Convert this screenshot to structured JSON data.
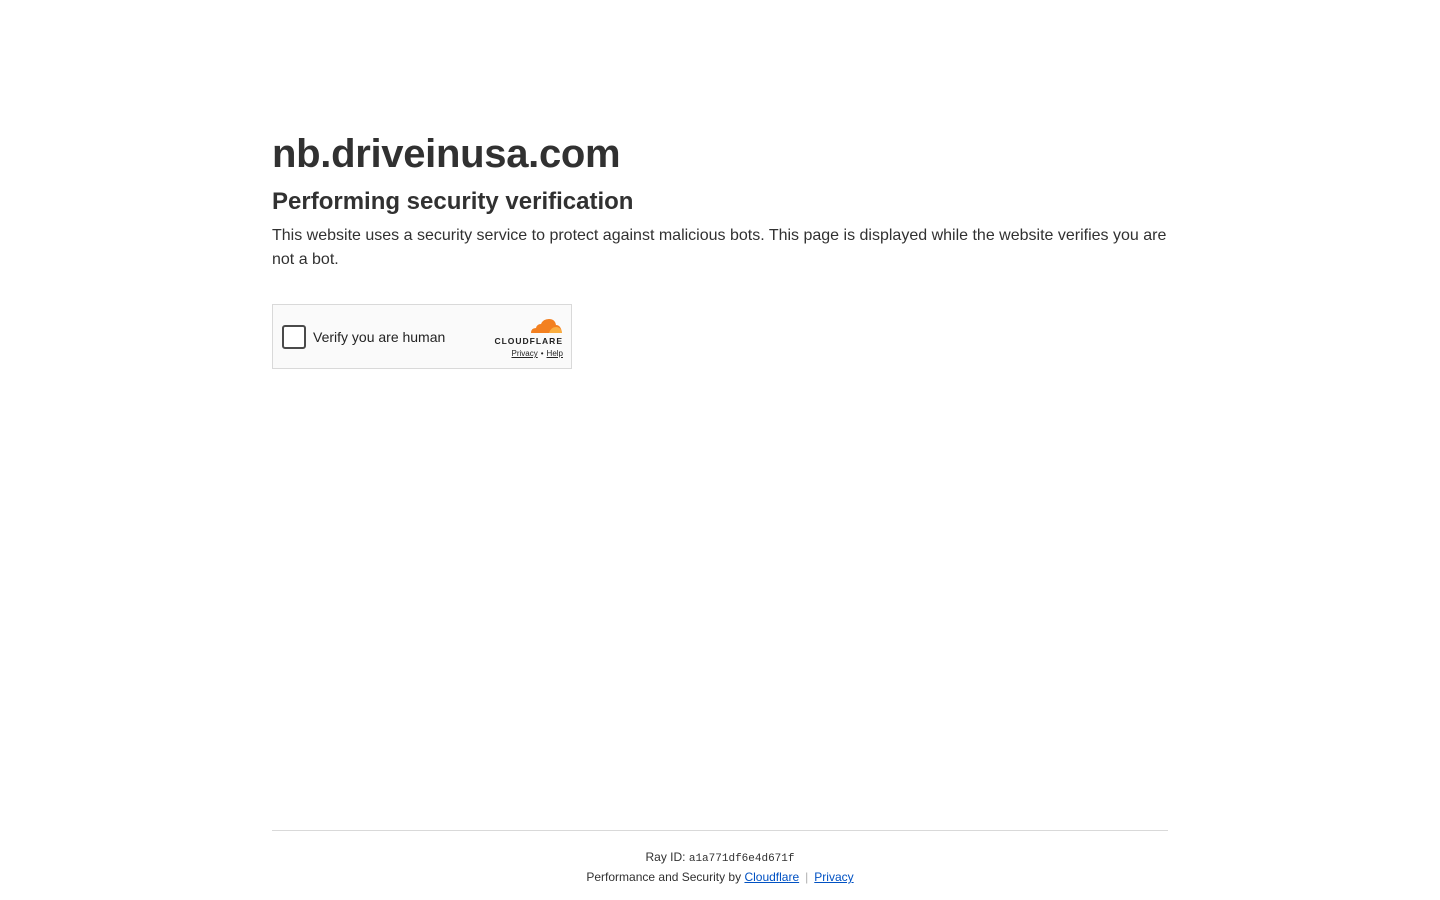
{
  "header": {
    "site_title": "nb.driveinusa.com",
    "subtitle": "Performing security verification",
    "description": "This website uses a security service to protect against malicious bots. This page is displayed while the website verifies you are not a bot."
  },
  "widget": {
    "checkbox_label": "Verify you are human",
    "brand_wordmark": "CLOUDFLARE",
    "privacy_link": "Privacy",
    "link_separator": "•",
    "help_link": "Help",
    "brand_colors": {
      "orange_dark": "#f38020",
      "orange_light": "#faae40"
    }
  },
  "footer": {
    "ray_label": "Ray ID:",
    "ray_id": "a1a771df6e4d671f",
    "performance_text": "Performance and Security by",
    "cloudflare_link": "Cloudflare",
    "separator": "|",
    "privacy_link": "Privacy"
  }
}
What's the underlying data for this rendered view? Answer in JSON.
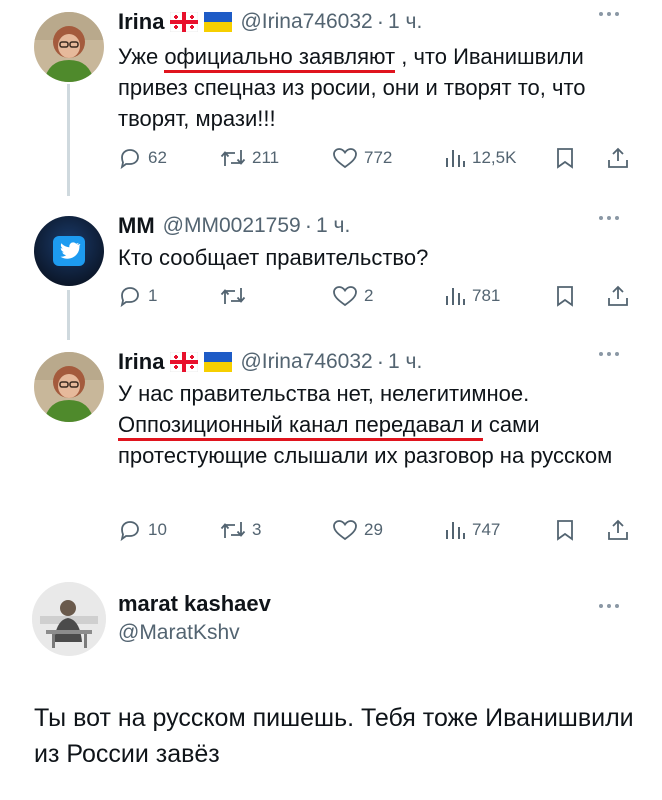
{
  "tweets": [
    {
      "name": "Irina",
      "handle": "@Irina746032",
      "time": "1 ч.",
      "text_a": "Уже ",
      "text_u": "официально заявляют",
      "text_b": " , что Иванишвили привез спецназ из росии, они и творят то, что творят, мрази!!!",
      "replies": "62",
      "retweets": "211",
      "likes": "772",
      "views": "12,5K"
    },
    {
      "name": "MM",
      "handle": "@MM0021759",
      "time": "1 ч.",
      "text": "Кто сообщает правительство?",
      "replies": "1",
      "retweets": "",
      "likes": "2",
      "views": "781"
    },
    {
      "name": "Irina",
      "handle": "@Irina746032",
      "time": "1 ч.",
      "text_a": "У нас правительства нет, нелегитимное. ",
      "text_u": "Оппозиционный канал передавал и",
      "text_b": " сами протестующие слышали их разговор на русском",
      "replies": "10",
      "retweets": "3",
      "likes": "29",
      "views": "747"
    },
    {
      "name": "marat kashaev",
      "handle": "@MaratKshv",
      "text": "Ты вот на русском пишешь. Тебя тоже Иванишвили из России завёз"
    }
  ],
  "colors": {
    "underline": "#e0141e",
    "secondary": "#536471",
    "twitter_blue": "#1d9bf0",
    "thread_line": "#cfd9de"
  },
  "icons": [
    "reply-icon",
    "retweet-icon",
    "like-icon",
    "views-icon",
    "bookmark-icon",
    "share-icon",
    "more-icon",
    "georgia-flag-icon",
    "ukraine-flag-icon",
    "twitter-bird-icon"
  ]
}
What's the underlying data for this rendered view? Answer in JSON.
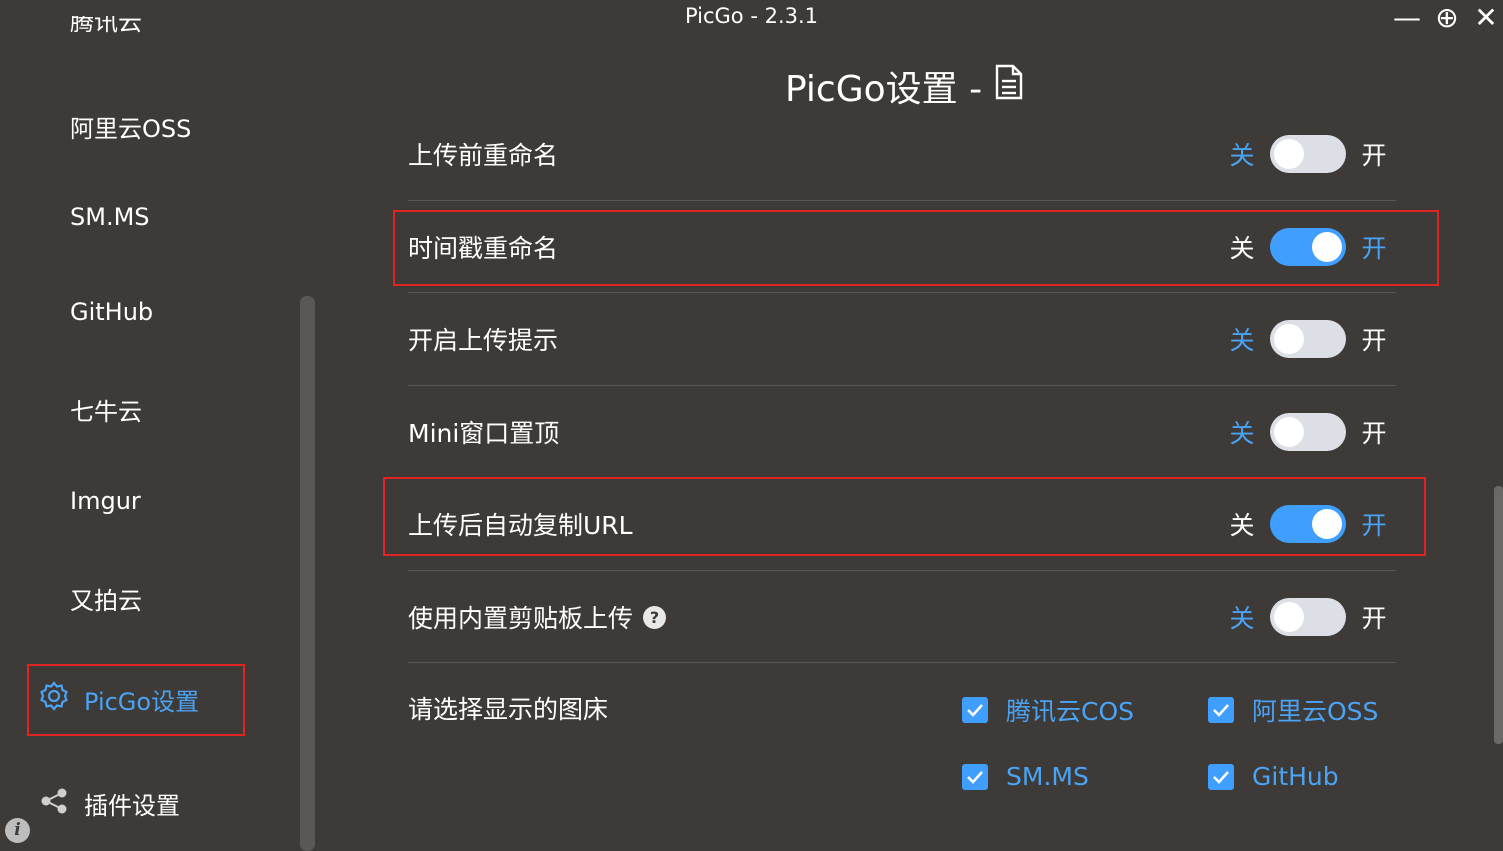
{
  "window": {
    "title": "PicGo - 2.3.1",
    "minimize_glyph": "—",
    "maximize_glyph": "⊕",
    "close_glyph": "✕"
  },
  "sidebar": {
    "partial_item_label": "腾讯云",
    "items": [
      {
        "label": "阿里云OSS"
      },
      {
        "label": "SM.MS"
      },
      {
        "label": "GitHub"
      },
      {
        "label": "七牛云"
      },
      {
        "label": "Imgur"
      },
      {
        "label": "又拍云"
      }
    ],
    "active_item": {
      "label": "PicGo设置",
      "icon": "gear-icon"
    },
    "plugin_item": {
      "label": "插件设置",
      "icon": "share-icon"
    },
    "info_glyph": "i"
  },
  "main": {
    "title": "PicGo设置 -",
    "title_icon": "document-icon",
    "settings": [
      {
        "label": "上传前重命名",
        "off_label": "关",
        "on_label": "开",
        "enabled": false
      },
      {
        "label": "时间戳重命名",
        "off_label": "关",
        "on_label": "开",
        "enabled": true
      },
      {
        "label": "开启上传提示",
        "off_label": "关",
        "on_label": "开",
        "enabled": false
      },
      {
        "label": "Mini窗口置顶",
        "off_label": "关",
        "on_label": "开",
        "enabled": false
      },
      {
        "label": "上传后自动复制URL",
        "off_label": "关",
        "on_label": "开",
        "enabled": true
      },
      {
        "label": "使用内置剪贴板上传",
        "off_label": "关",
        "on_label": "开",
        "enabled": false,
        "help_glyph": "?"
      }
    ],
    "picbed_select": {
      "label": "请选择显示的图床",
      "options": [
        {
          "label": "腾讯云COS",
          "checked": true
        },
        {
          "label": "阿里云OSS",
          "checked": true
        },
        {
          "label": "SM.MS",
          "checked": true
        },
        {
          "label": "GitHub",
          "checked": true
        }
      ]
    }
  },
  "colors": {
    "background": "#3d3a37",
    "accent": "#409eff",
    "accent_text": "#4aa3f5",
    "highlight_border": "#e02424",
    "toggle_off": "#dcdfe6"
  }
}
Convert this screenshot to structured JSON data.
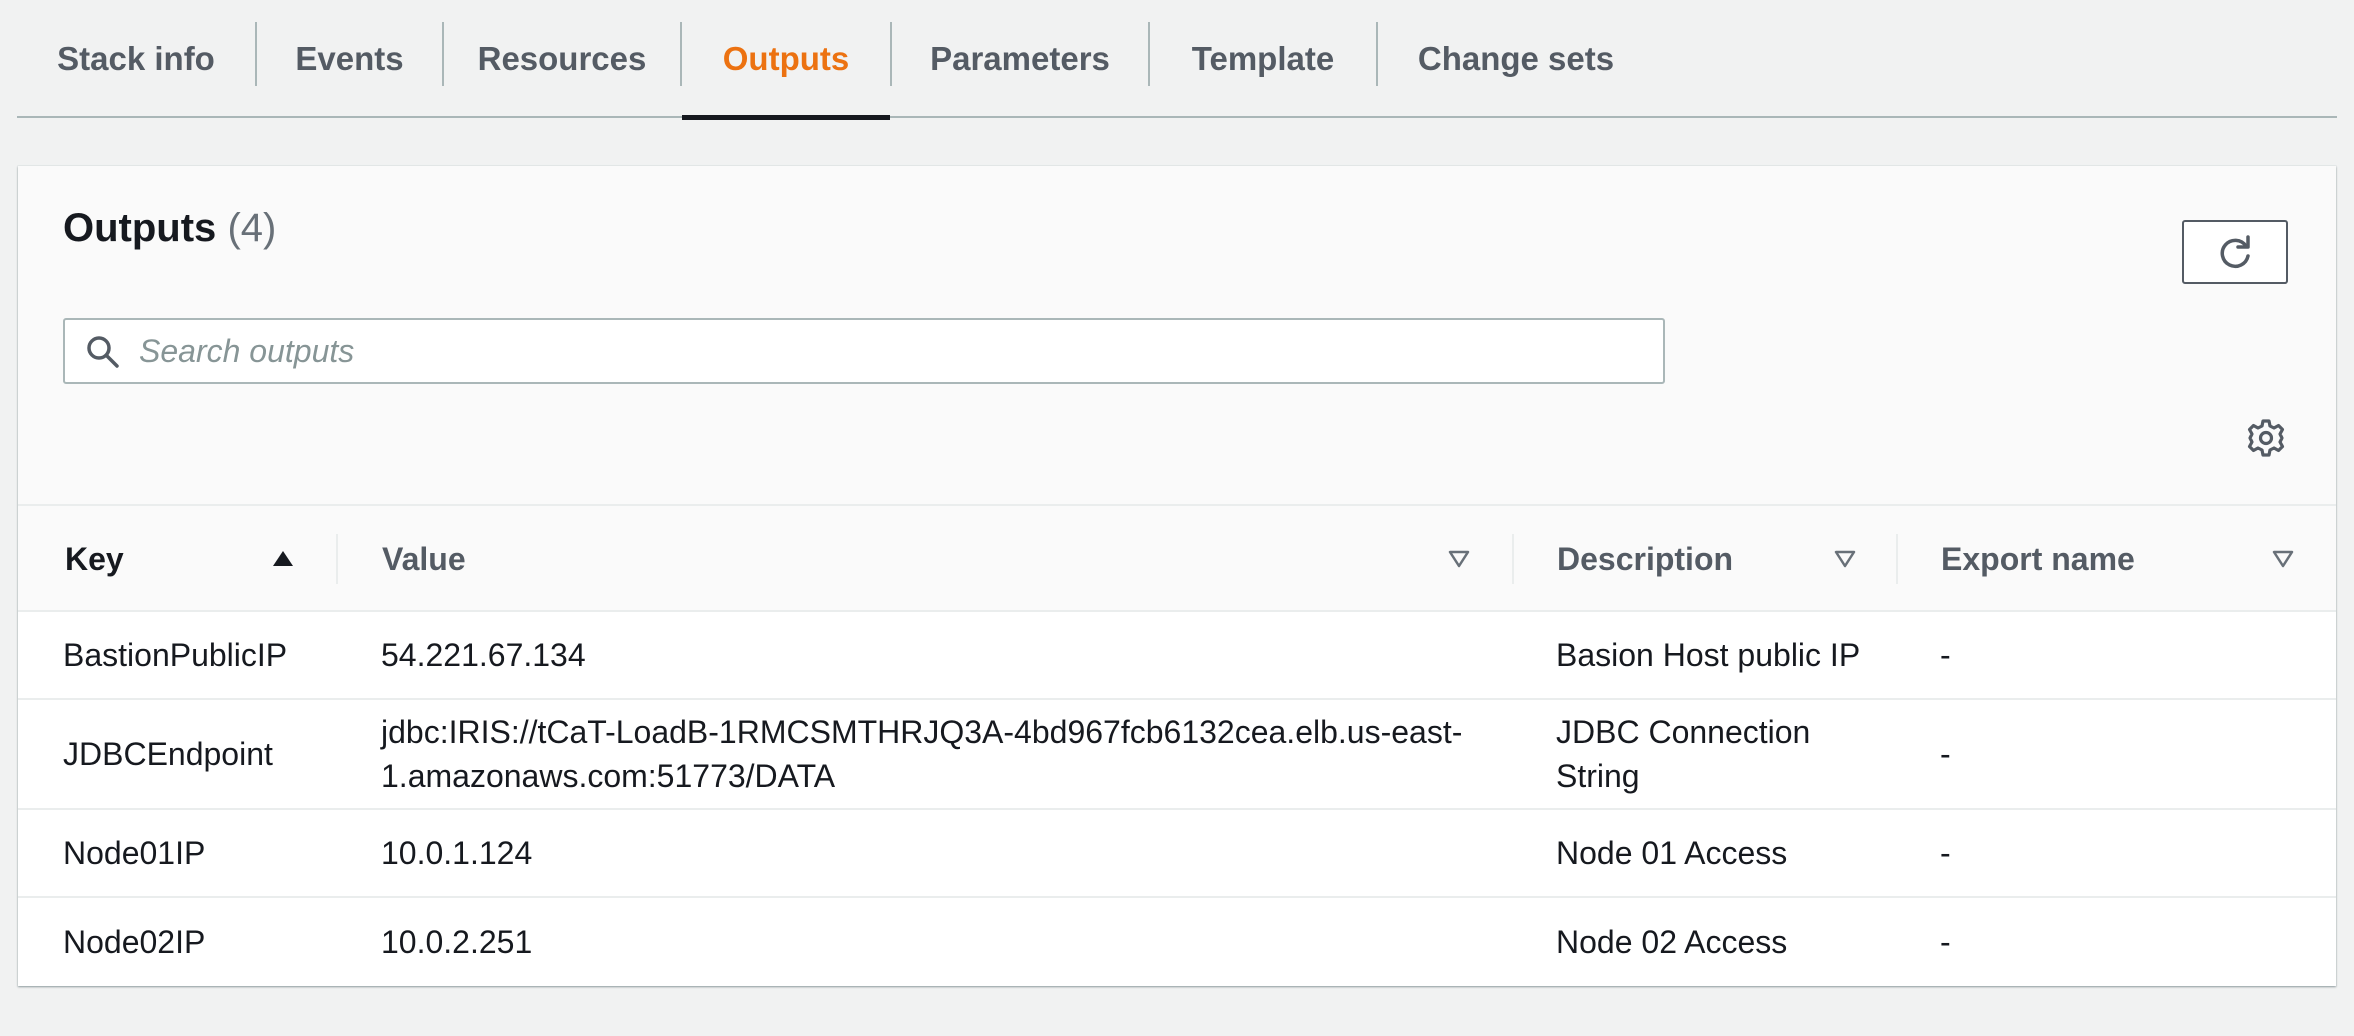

※ ※ ※

*WHAT THIS TASK INVOLVES*:
Transcribe every record above exactly, leaving out the pictures.

*ANSWER FOR THIS EXERCISE*:
Convert this screenshot to structured JSON data.
{
  "header": {
    "site_title": "nb.driveinusa.com",
    "subtitle": "Performing security verification",
    "description": "This website uses a security service to protect against malicious bots. This page is displayed while the website verifies you are not a bot."
  },
  "widget": {
    "checkbox_label": "Verify you are human",
    "brand_wordmark": "CLOUDFLARE",
    "privacy_link": "Privacy",
    "link_separator": "•",
    "help_link": "Help",
    "brand_colors": {
      "orange_dark": "#f38020",
      "orange_light": "#faae40"
    }
  },
  "footer": {
    "ray_label": "Ray ID:",
    "ray_id": "a1a771df6e4d671f",
    "performance_text": "Performance and Security by",
    "cloudflare_link": "Cloudflare",
    "separator": "|",
    "privacy_link": "Privacy"
  }
}
What's the underlying data for this rendered view? Answer in JSON.
{
  "tweets": [
    {
      "name": "Irina",
      "handle": "@Irina746032",
      "time": "1 ч.",
      "text_a": "Уже ",
      "text_u": "официально заявляют",
      "text_b": " , что Иванишвили привез спецназ из росии, они и творят то, что творят, мрази!!!",
      "replies": "62",
      "retweets": "211",
      "likes": "772",
      "views": "12,5K"
    },
    {
      "name": "MM",
      "handle": "@MM0021759",
      "time": "1 ч.",
      "text": "Кто сообщает правительство?",
      "replies": "1",
      "retweets": "",
      "likes": "2",
      "views": "781"
    },
    {
      "name": "Irina",
      "handle": "@Irina746032",
      "time": "1 ч.",
      "text_a": "У нас правительства нет, нелегитимное. ",
      "text_u": "Оппозиционный канал передавал и",
      "text_b": " сами протестующие слышали их разговор на русском",
      "replies": "10",
      "retweets": "3",
      "likes": "29",
      "views": "747"
    },
    {
      "name": "marat kashaev",
      "handle": "@MaratKshv",
      "text": "Ты вот на русском пишешь. Тебя тоже Иванишвили из России завёз"
    }
  ],
  "colors": {
    "underline": "#e0141e",
    "secondary": "#536471",
    "twitter_blue": "#1d9bf0",
    "thread_line": "#cfd9de"
  },
  "icons": [
    "reply-icon",
    "retweet-icon",
    "like-icon",
    "views-icon",
    "bookmark-icon",
    "share-icon",
    "more-icon",
    "georgia-flag-icon",
    "ukraine-flag-icon",
    "twitter-bird-icon"
  ]
}
What's the underlying data for this rendered view? Answer in JSON.
{
  "window": {
    "title": "PicGo - 2.3.1",
    "minimize_glyph": "—",
    "maximize_glyph": "⊕",
    "close_glyph": "✕"
  },
  "sidebar": {
    "partial_item_label": "腾讯云",
    "items": [
      {
        "label": "阿里云OSS"
      },
      {
        "label": "SM.MS"
      },
      {
        "label": "GitHub"
      },
      {
        "label": "七牛云"
      },
      {
        "label": "Imgur"
      },
      {
        "label": "又拍云"
      }
    ],
    "active_item": {
      "label": "PicGo设置",
      "icon": "gear-icon"
    },
    "plugin_item": {
      "label": "插件设置",
      "icon": "share-icon"
    },
    "info_glyph": "i"
  },
  "main": {
    "title": "PicGo设置 -",
    "title_icon": "document-icon",
    "settings": [
      {
        "label": "上传前重命名",
        "off_label": "关",
        "on_label": "开",
        "enabled": false
      },
      {
        "label": "时间戳重命名",
        "off_label": "关",
        "on_label": "开",
        "enabled": true
      },
      {
        "label": "开启上传提示",
        "off_label": "关",
        "on_label": "开",
        "enabled": false
      },
      {
        "label": "Mini窗口置顶",
        "off_label": "关",
        "on_label": "开",
        "enabled": false
      },
      {
        "label": "上传后自动复制URL",
        "off_label": "关",
        "on_label": "开",
        "enabled": true
      },
      {
        "label": "使用内置剪贴板上传",
        "off_label": "关",
        "on_label": "开",
        "enabled": false,
        "help_glyph": "?"
      }
    ],
    "picbed_select": {
      "label": "请选择显示的图床",
      "options": [
        {
          "label": "腾讯云COS",
          "checked": true
        },
        {
          "label": "阿里云OSS",
          "checked": true
        },
        {
          "label": "SM.MS",
          "checked": true
        },
        {
          "label": "GitHub",
          "checked": true
        }
      ]
    }
  },
  "colors": {
    "background": "#3d3a37",
    "accent": "#409eff",
    "accent_text": "#4aa3f5",
    "highlight_border": "#e02424",
    "toggle_off": "#dcdfe6"
  }
}
Convert this screenshot to structured JSON data.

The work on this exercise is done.